Directions
Provide nothing but the number of lines containing the string "suffix".

Collected data entries
========
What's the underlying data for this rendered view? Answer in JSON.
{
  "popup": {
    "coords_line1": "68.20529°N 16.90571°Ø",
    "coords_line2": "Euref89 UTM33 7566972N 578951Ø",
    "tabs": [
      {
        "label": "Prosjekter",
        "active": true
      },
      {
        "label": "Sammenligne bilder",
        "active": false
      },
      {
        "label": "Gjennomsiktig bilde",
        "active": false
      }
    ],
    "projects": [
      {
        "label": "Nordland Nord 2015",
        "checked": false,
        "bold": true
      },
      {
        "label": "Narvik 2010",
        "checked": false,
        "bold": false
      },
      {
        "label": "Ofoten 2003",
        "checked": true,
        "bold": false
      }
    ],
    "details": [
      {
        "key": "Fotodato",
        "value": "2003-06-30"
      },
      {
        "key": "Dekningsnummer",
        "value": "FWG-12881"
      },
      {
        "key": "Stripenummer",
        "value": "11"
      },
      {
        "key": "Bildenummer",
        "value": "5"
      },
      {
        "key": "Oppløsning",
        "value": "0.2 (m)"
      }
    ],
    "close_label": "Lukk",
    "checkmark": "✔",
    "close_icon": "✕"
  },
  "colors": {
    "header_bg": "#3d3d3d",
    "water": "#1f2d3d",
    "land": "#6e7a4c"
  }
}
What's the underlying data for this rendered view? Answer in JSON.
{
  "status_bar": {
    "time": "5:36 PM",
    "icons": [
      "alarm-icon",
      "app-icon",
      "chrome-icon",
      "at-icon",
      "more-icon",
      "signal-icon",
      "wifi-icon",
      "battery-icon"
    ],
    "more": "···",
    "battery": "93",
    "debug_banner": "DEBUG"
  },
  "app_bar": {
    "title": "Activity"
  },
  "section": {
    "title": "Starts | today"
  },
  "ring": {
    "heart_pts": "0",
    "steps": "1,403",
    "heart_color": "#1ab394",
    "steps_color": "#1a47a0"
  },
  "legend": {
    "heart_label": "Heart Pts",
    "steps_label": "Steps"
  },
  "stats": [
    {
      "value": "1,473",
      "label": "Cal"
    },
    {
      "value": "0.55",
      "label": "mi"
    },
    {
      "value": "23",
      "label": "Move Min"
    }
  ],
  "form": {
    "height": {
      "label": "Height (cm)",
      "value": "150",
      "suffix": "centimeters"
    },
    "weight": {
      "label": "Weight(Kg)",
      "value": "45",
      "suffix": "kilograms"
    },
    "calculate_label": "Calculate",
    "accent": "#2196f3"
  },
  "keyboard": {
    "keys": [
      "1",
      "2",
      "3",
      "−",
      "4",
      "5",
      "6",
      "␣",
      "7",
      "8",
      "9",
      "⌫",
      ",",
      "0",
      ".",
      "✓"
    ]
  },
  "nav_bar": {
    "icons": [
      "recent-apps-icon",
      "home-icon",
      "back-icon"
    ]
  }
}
========
Task response
2